Exercise objective:
All the data beneath this line is to be reproduced exactly.
• • • •
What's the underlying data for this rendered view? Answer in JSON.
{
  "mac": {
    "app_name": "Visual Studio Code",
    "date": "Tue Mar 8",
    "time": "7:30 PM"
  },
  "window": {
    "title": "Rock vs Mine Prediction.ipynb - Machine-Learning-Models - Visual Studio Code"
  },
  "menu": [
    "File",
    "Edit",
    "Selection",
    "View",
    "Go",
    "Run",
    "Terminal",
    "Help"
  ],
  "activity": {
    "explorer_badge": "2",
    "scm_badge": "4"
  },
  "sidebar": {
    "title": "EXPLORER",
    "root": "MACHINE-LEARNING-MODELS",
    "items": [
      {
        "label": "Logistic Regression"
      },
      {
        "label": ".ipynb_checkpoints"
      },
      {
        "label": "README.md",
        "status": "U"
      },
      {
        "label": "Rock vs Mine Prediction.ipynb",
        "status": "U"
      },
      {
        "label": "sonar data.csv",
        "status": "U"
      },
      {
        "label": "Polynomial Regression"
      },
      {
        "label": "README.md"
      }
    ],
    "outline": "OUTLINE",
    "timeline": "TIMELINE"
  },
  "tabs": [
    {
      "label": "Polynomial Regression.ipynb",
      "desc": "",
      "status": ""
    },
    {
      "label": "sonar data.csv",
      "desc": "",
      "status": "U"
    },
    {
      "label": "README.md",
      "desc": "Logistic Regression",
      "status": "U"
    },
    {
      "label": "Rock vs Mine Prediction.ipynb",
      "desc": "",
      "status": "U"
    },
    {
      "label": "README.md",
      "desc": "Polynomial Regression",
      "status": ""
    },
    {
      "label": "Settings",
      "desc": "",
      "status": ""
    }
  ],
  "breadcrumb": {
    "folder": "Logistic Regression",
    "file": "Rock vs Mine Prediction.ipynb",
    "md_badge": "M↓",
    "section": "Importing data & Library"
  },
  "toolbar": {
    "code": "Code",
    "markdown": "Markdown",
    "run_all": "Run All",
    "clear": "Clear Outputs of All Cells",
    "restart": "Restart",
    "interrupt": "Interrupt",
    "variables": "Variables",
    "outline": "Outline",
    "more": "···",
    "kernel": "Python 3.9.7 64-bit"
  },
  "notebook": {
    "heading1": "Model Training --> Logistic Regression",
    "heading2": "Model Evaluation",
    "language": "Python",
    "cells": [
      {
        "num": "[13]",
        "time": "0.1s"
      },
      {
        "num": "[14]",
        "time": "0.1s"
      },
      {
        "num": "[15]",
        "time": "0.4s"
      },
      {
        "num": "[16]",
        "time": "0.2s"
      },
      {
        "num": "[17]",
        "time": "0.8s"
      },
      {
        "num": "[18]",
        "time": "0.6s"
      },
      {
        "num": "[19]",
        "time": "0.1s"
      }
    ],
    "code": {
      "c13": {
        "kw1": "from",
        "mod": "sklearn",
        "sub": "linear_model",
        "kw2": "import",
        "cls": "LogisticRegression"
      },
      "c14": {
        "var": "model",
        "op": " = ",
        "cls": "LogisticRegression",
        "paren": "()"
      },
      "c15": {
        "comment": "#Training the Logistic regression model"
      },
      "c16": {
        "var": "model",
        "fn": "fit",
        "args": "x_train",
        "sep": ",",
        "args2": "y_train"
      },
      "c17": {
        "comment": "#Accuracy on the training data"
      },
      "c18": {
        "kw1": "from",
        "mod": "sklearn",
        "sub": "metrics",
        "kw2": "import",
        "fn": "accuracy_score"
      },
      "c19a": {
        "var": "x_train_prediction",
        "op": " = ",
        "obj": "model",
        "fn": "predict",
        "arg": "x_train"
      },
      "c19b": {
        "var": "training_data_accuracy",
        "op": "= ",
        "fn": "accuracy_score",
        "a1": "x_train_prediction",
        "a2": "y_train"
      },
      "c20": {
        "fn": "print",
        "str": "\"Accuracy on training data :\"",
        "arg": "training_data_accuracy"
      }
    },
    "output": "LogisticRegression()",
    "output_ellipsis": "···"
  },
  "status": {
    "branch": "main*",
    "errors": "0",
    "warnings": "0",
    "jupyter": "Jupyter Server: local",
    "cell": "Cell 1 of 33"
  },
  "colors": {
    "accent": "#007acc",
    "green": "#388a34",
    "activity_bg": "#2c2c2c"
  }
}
• • • •
Task output:
What's the underlying data for this rendered view? Answer in JSON.
{
  "mac": {
    "app_name": "Visual Studio Code",
    "date": "Tue Mar 8",
    "time": "7:30 PM"
  },
  "window": {
    "title": "Rock vs Mine Prediction.ipynb - Machine-Learning-Models - Visual Studio Code"
  },
  "menu": [
    "File",
    "Edit",
    "Selection",
    "View",
    "Go",
    "Run",
    "Terminal",
    "Help"
  ],
  "activity": {
    "explorer_badge": "2",
    "scm_badge": "4"
  },
  "sidebar": {
    "title": "EXPLORER",
    "root": "MACHINE-LEARNING-MODELS",
    "items": [
      {
        "label": "Logistic Regression"
      },
      {
        "label": ".ipynb_checkpoints"
      },
      {
        "label": "README.md",
        "status": "U"
      },
      {
        "label": "Rock vs Mine Prediction.ipynb",
        "status": "U"
      },
      {
        "label": "sonar data.csv",
        "status": "U"
      },
      {
        "label": "Polynomial Regression"
      },
      {
        "label": "README.md"
      }
    ],
    "outline": "OUTLINE",
    "timeline": "TIMELINE"
  },
  "tabs": [
    {
      "label": "Polynomial Regression.ipynb",
      "desc": "",
      "status": ""
    },
    {
      "label": "sonar data.csv",
      "desc": "",
      "status": "U"
    },
    {
      "label": "README.md",
      "desc": "Logistic Regression",
      "status": "U"
    },
    {
      "label": "Rock vs Mine Prediction.ipynb",
      "desc": "",
      "status": "U"
    },
    {
      "label": "README.md",
      "desc": "Polynomial Regression",
      "status": ""
    },
    {
      "label": "Settings",
      "desc": "",
      "status": ""
    }
  ],
  "breadcrumb": {
    "folder": "Logistic Regression",
    "file": "Rock vs Mine Prediction.ipynb",
    "md_badge": "M↓",
    "section": "Importing data & Library"
  },
  "toolbar": {
    "code": "Code",
    "markdown": "Markdown",
    "run_all": "Run All",
    "clear": "Clear Outputs of All Cells",
    "restart": "Restart",
    "interrupt": "Interrupt",
    "variables": "Variables",
    "outline": "Outline",
    "more": "···",
    "kernel": "Python 3.9.7 64-bit"
  },
  "notebook": {
    "heading1": "Model Training --> Logistic Regression",
    "heading2": "Model Evaluation",
    "language": "Python",
    "cells": [
      {
        "num": "[13]",
        "time": "0.1s"
      },
      {
        "num": "[14]",
        "time": "0.1s"
      },
      {
        "num": "[15]",
        "time": "0.4s"
      },
      {
        "num": "[16]",
        "time": "0.2s"
      },
      {
        "num": "[17]",
        "time": "0.8s"
      },
      {
        "num": "[18]",
        "time": "0.6s"
      },
      {
        "num": "[19]",
        "time": "0.1s"
      }
    ],
    "code": {
      "c13": {
        "kw1": "from",
        "mod": "sklearn",
        "sub": "linear_model",
        "kw2": "import",
        "cls": "LogisticRegression"
      },
      "c14": {
        "var": "model",
        "op": " = ",
        "cls": "LogisticRegression",
        "paren": "()"
      },
      "c15": {
        "comment": "#Training the Logistic regression model"
      },
      "c16": {
        "var": "model",
        "fn": "fit",
        "args": "x_train",
        "sep": ",",
        "args2": "y_train"
      },
      "c17": {
        "comment": "#Accuracy on the training data"
      },
      "c18": {
        "kw1": "from",
        "mod": "sklearn",
        "sub": "metrics",
        "kw2": "import",
        "fn": "accuracy_score"
      },
      "c19a": {
        "var": "x_train_prediction",
        "op": " = ",
        "obj": "model",
        "fn": "predict",
        "arg": "x_train"
      },
      "c19b": {
        "var": "training_data_accuracy",
        "op": "= ",
        "fn": "accuracy_score",
        "a1": "x_train_prediction",
        "a2": "y_train"
      },
      "c20": {
        "fn": "print",
        "str": "\"Accuracy on training data :\"",
        "arg": "training_data_accuracy"
      }
    },
    "output": "LogisticRegression()",
    "output_ellipsis": "···"
  },
  "status": {
    "branch": "main*",
    "errors": "0",
    "warnings": "0",
    "jupyter": "Jupyter Server: local",
    "cell": "Cell 1 of 33"
  },
  "colors": {
    "accent": "#007acc",
    "green": "#388a34",
    "activity_bg": "#2c2c2c"
  }
}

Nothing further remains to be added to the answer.